Data listing:
BEGIN

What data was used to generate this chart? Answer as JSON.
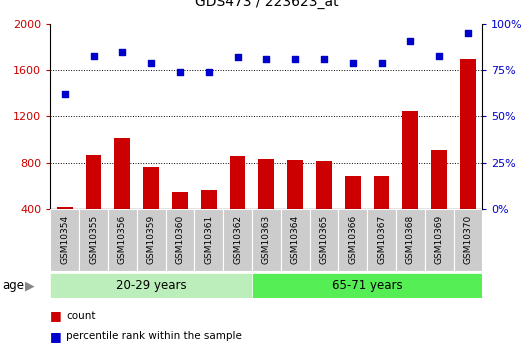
{
  "title": "GDS473 / 223623_at",
  "samples": [
    "GSM10354",
    "GSM10355",
    "GSM10356",
    "GSM10359",
    "GSM10360",
    "GSM10361",
    "GSM10362",
    "GSM10363",
    "GSM10364",
    "GSM10365",
    "GSM10366",
    "GSM10367",
    "GSM10368",
    "GSM10369",
    "GSM10370"
  ],
  "counts": [
    415,
    870,
    1010,
    760,
    545,
    560,
    855,
    830,
    820,
    810,
    680,
    680,
    1250,
    910,
    1700
  ],
  "percentile": [
    62,
    83,
    85,
    79,
    74,
    74,
    82,
    81,
    81,
    81,
    79,
    79,
    91,
    83,
    95
  ],
  "group1_label": "20-29 years",
  "group2_label": "65-71 years",
  "group1_count": 7,
  "group2_count": 8,
  "ylim_left": [
    400,
    2000
  ],
  "ylim_right": [
    0,
    100
  ],
  "yticks_left": [
    400,
    800,
    1200,
    1600,
    2000
  ],
  "yticks_right": [
    0,
    25,
    50,
    75,
    100
  ],
  "bar_color": "#cc0000",
  "dot_color": "#0000cc",
  "group1_bg": "#bbeebb",
  "group2_bg": "#55ee55",
  "tick_bg": "#cccccc",
  "legend_bar_label": "count",
  "legend_dot_label": "percentile rank within the sample",
  "age_label": "age",
  "title_color": "#000000",
  "title_fontsize": 10,
  "tick_fontsize": 6.5,
  "group_fontsize": 8.5
}
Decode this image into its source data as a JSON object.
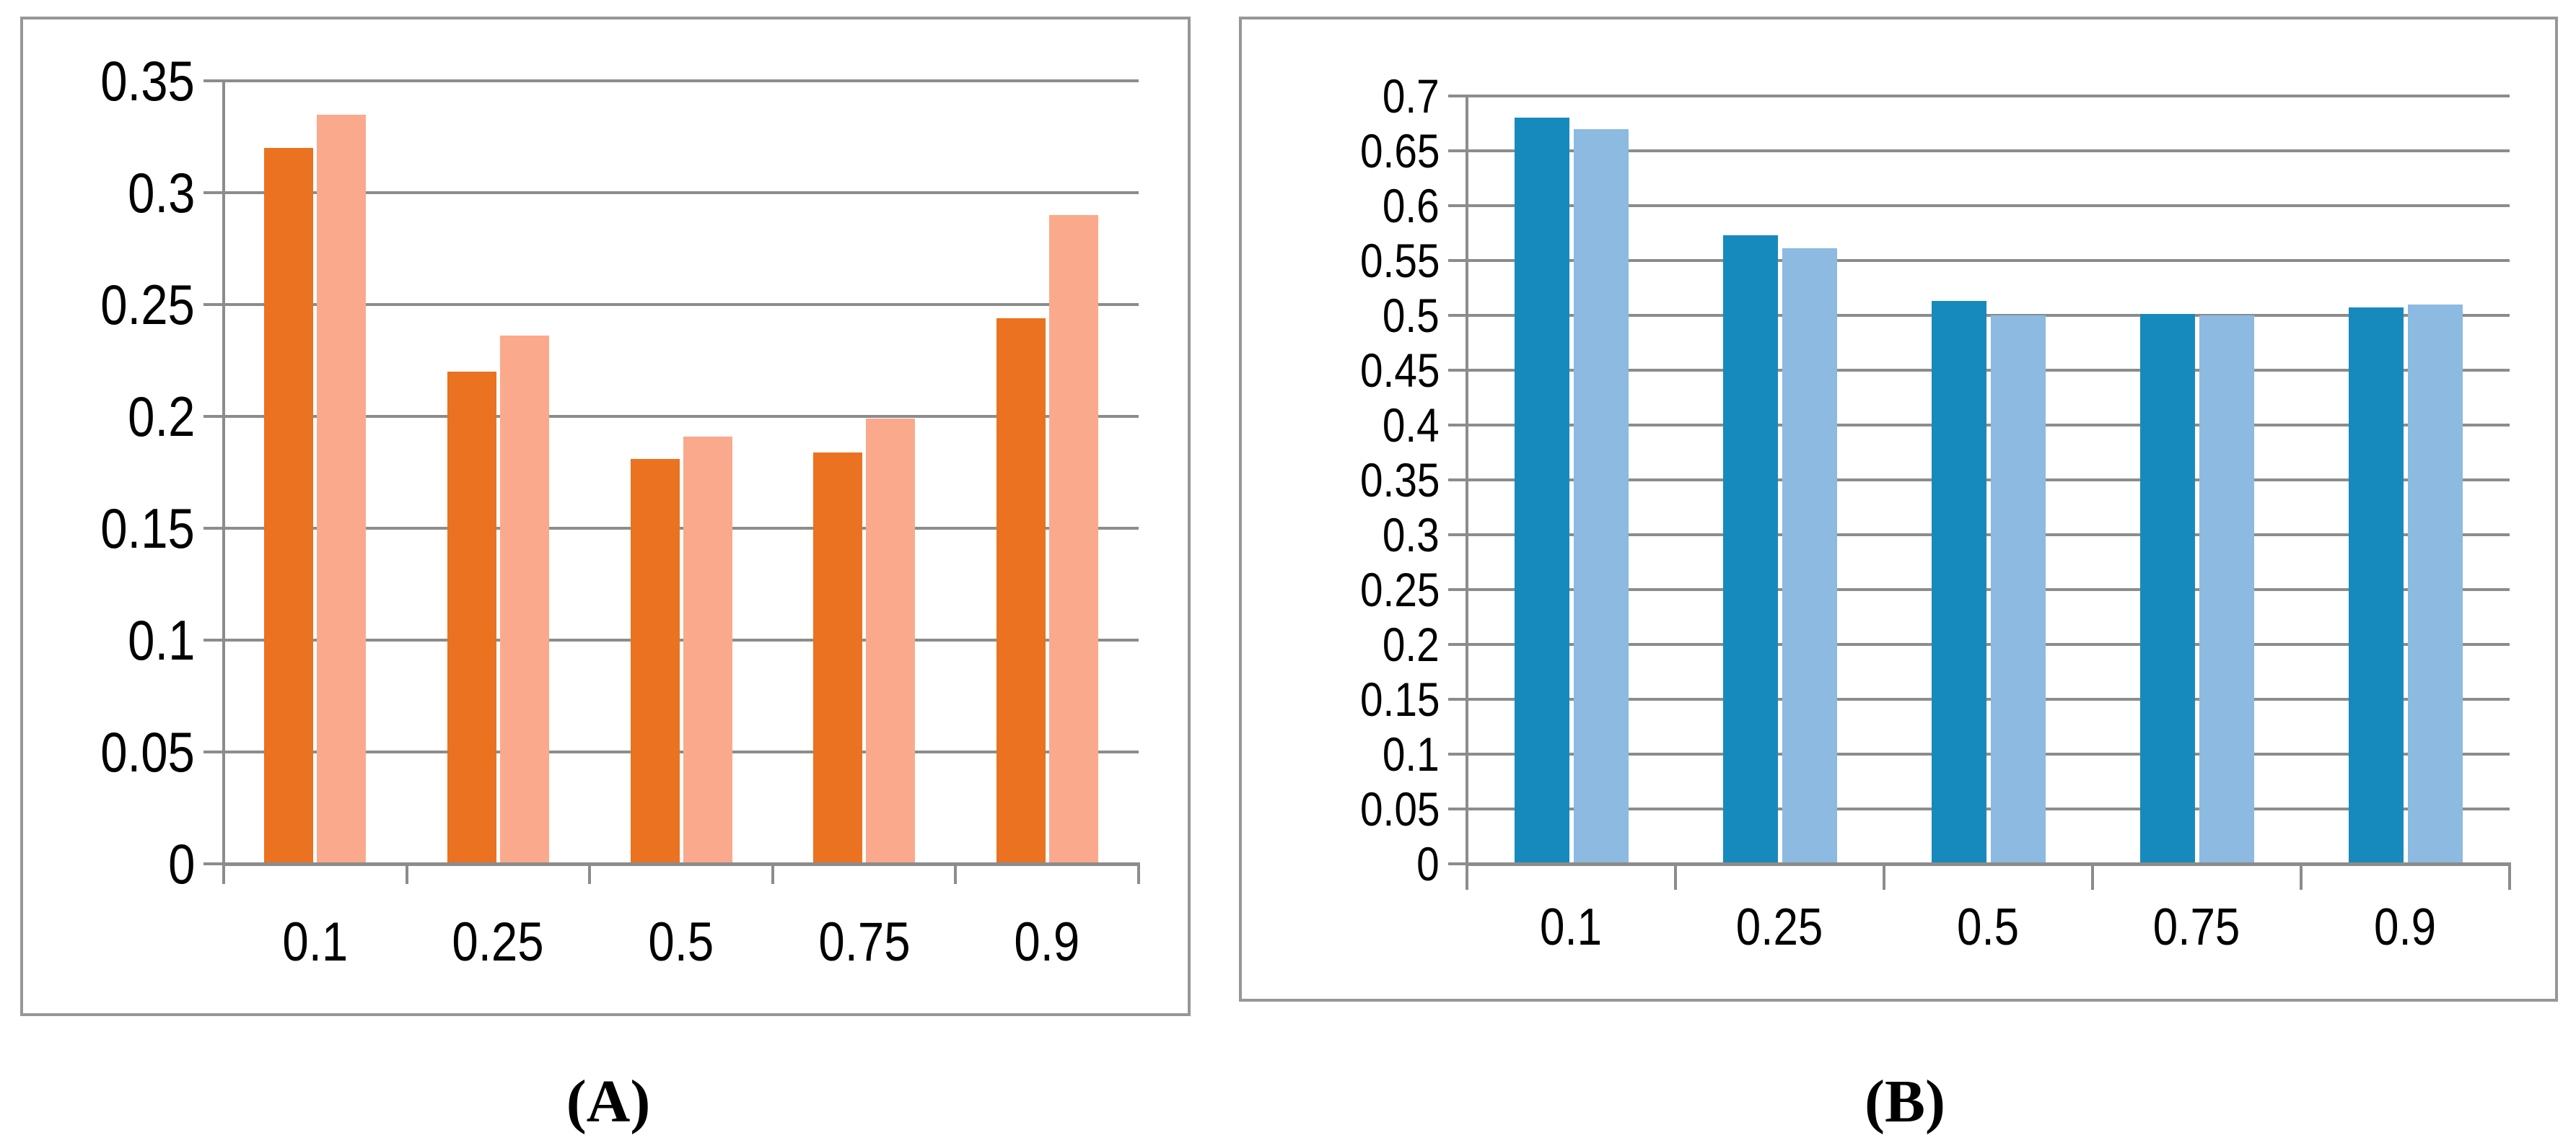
{
  "figure": {
    "panel_a": {
      "caption": "(A)"
    },
    "panel_b": {
      "caption": "(B)"
    }
  },
  "colors": {
    "panel_border": "#979797",
    "gridline": "#8C8C8C",
    "axis": "#8C8C8C",
    "series_a_dark": "#EA7220",
    "series_a_light": "#FBA98C",
    "series_b_dark": "#178ABD",
    "series_b_light": "#8CBAE0",
    "text": "#000000",
    "background": "#FFFFFF"
  },
  "chart_data": [
    {
      "id": "A",
      "type": "bar",
      "title": "",
      "xlabel": "",
      "ylabel": "",
      "categories": [
        "0.1",
        "0.25",
        "0.5",
        "0.75",
        "0.9"
      ],
      "series": [
        {
          "color": "#EA7220",
          "values": [
            0.32,
            0.22,
            0.181,
            0.184,
            0.244
          ]
        },
        {
          "color": "#FBA98C",
          "values": [
            0.335,
            0.236,
            0.191,
            0.199,
            0.29
          ]
        }
      ],
      "ylim": [
        0,
        0.35
      ],
      "ytick_step": 0.05,
      "ytick_labels": [
        "0.35",
        "0.3",
        "0.25",
        "0.2",
        "0.15",
        "0.1",
        "0.05",
        "0"
      ],
      "grid": true,
      "legend": "none"
    },
    {
      "id": "B",
      "type": "bar",
      "title": "",
      "xlabel": "",
      "ylabel": "",
      "categories": [
        "0.1",
        "0.25",
        "0.5",
        "0.75",
        "0.9"
      ],
      "series": [
        {
          "color": "#178ABD",
          "values": [
            0.68,
            0.573,
            0.513,
            0.501,
            0.507
          ]
        },
        {
          "color": "#8CBAE0",
          "values": [
            0.67,
            0.561,
            0.5,
            0.5,
            0.51
          ]
        }
      ],
      "ylim": [
        0,
        0.7
      ],
      "ytick_step": 0.05,
      "ytick_labels": [
        "0.7",
        "0.65",
        "0.6",
        "0.55",
        "0.5",
        "0.45",
        "0.4",
        "0.35",
        "0.3",
        "0.25",
        "0.2",
        "0.15",
        "0.1",
        "0.05",
        "0"
      ],
      "grid": true,
      "legend": "none"
    }
  ]
}
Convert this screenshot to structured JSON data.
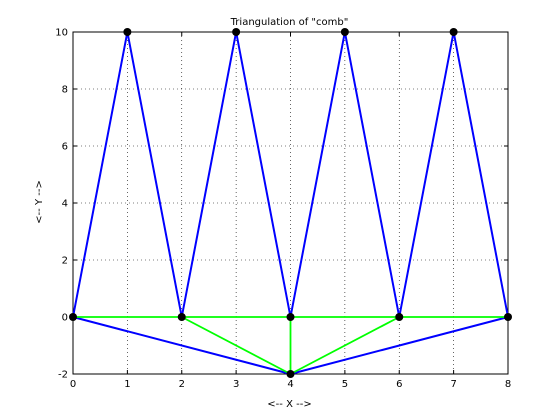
{
  "chart_data": {
    "type": "line",
    "title": "Triangulation of \"comb\"",
    "xlabel": "<-- X -->",
    "ylabel": "<-- Y -->",
    "xlim": [
      0,
      8
    ],
    "ylim": [
      -2,
      10
    ],
    "xticks": [
      0,
      1,
      2,
      3,
      4,
      5,
      6,
      7,
      8
    ],
    "yticks": [
      -2,
      0,
      2,
      4,
      6,
      8,
      10
    ],
    "grid": true,
    "colors": {
      "boundary": "#0000ff",
      "interior": "#00ff00",
      "vertex": "#000000",
      "grid": "#000000"
    },
    "vertices": [
      [
        0,
        0
      ],
      [
        1,
        10
      ],
      [
        2,
        0
      ],
      [
        3,
        10
      ],
      [
        4,
        0
      ],
      [
        5,
        10
      ],
      [
        6,
        0
      ],
      [
        7,
        10
      ],
      [
        8,
        0
      ],
      [
        4,
        -2
      ]
    ],
    "series": [
      {
        "role": "boundary",
        "segments": [
          [
            [
              0,
              0
            ],
            [
              1,
              10
            ]
          ],
          [
            [
              1,
              10
            ],
            [
              2,
              0
            ]
          ],
          [
            [
              2,
              0
            ],
            [
              3,
              10
            ]
          ],
          [
            [
              3,
              10
            ],
            [
              4,
              0
            ]
          ],
          [
            [
              4,
              0
            ],
            [
              5,
              10
            ]
          ],
          [
            [
              5,
              10
            ],
            [
              6,
              0
            ]
          ],
          [
            [
              6,
              0
            ],
            [
              7,
              10
            ]
          ],
          [
            [
              7,
              10
            ],
            [
              8,
              0
            ]
          ],
          [
            [
              8,
              0
            ],
            [
              4,
              -2
            ]
          ],
          [
            [
              4,
              -2
            ],
            [
              0,
              0
            ]
          ]
        ]
      },
      {
        "role": "interior",
        "segments": [
          [
            [
              0,
              0
            ],
            [
              2,
              0
            ]
          ],
          [
            [
              2,
              0
            ],
            [
              4,
              0
            ]
          ],
          [
            [
              4,
              0
            ],
            [
              6,
              0
            ]
          ],
          [
            [
              6,
              0
            ],
            [
              8,
              0
            ]
          ],
          [
            [
              2,
              0
            ],
            [
              4,
              -2
            ]
          ],
          [
            [
              4,
              0
            ],
            [
              4,
              -2
            ]
          ],
          [
            [
              6,
              0
            ],
            [
              4,
              -2
            ]
          ]
        ]
      }
    ]
  }
}
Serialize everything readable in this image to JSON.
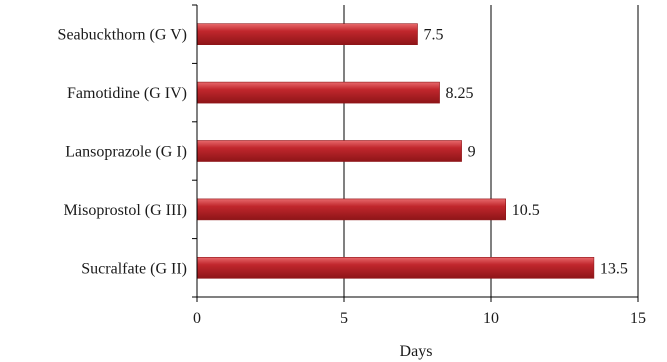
{
  "chart_data": {
    "type": "bar",
    "orientation": "horizontal",
    "categories": [
      "Sucralfate (G II)",
      "Misoprostol (G III)",
      "Lansoprazole (G I)",
      "Famotidine (G IV)",
      "Seabuckthorn (G V)"
    ],
    "values": [
      13.5,
      10.5,
      9,
      8.25,
      7.5
    ],
    "value_labels": [
      "13.5",
      "10.5",
      "9",
      "8.25",
      "7.5"
    ],
    "xlabel": "Days",
    "ylabel": "",
    "title": "",
    "xlim": [
      0,
      15
    ],
    "x_ticks": [
      "0",
      "5",
      "10",
      "15"
    ],
    "x_tick_values": [
      0,
      5,
      10,
      15
    ],
    "grid": "vertical major lines",
    "legend": "none",
    "bar_color": "#c1272d",
    "bar_color_light": "#e8696c",
    "bar_color_dark": "#8e1518"
  }
}
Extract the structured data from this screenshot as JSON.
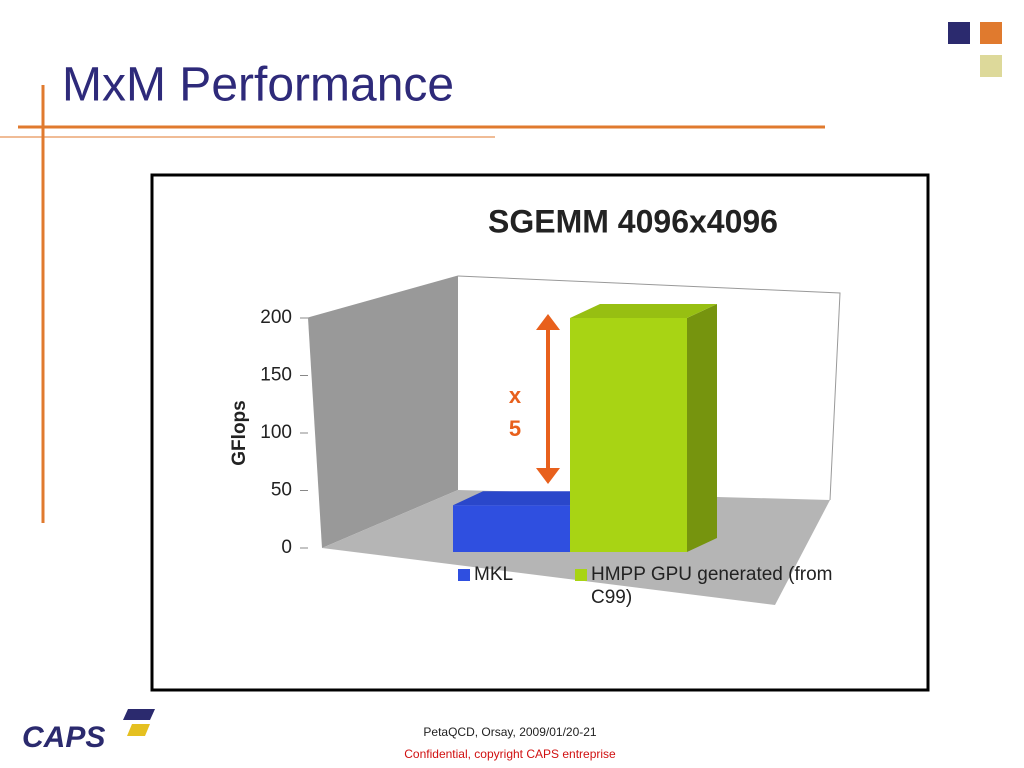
{
  "slide": {
    "title": "MxM Performance",
    "footer": "PetaQCD, Orsay, 2009/01/20-21",
    "confidential": "Confidential,  copyright CAPS entreprise",
    "logo": "CAPS"
  },
  "chart_data": {
    "type": "bar3d",
    "title": "SGEMM 4096x4096",
    "y_label": "GFlops",
    "series": [
      {
        "name": "MKL",
        "color": "#2f4fe0",
        "values": [
          40
        ]
      },
      {
        "name": "HMPP GPU generated (from C99)",
        "color": "#a8d414",
        "values": [
          200
        ]
      }
    ],
    "ylim": [
      0,
      200
    ],
    "yticks": [
      0,
      50,
      100,
      150,
      200
    ],
    "annotations": [
      "x",
      "5"
    ],
    "legend": "bottom"
  }
}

END

__WHAT YOU HAVE TO DO__: Within the records above, how many lines include the word "type"? State the number by itself.

__OUTPUT__: 5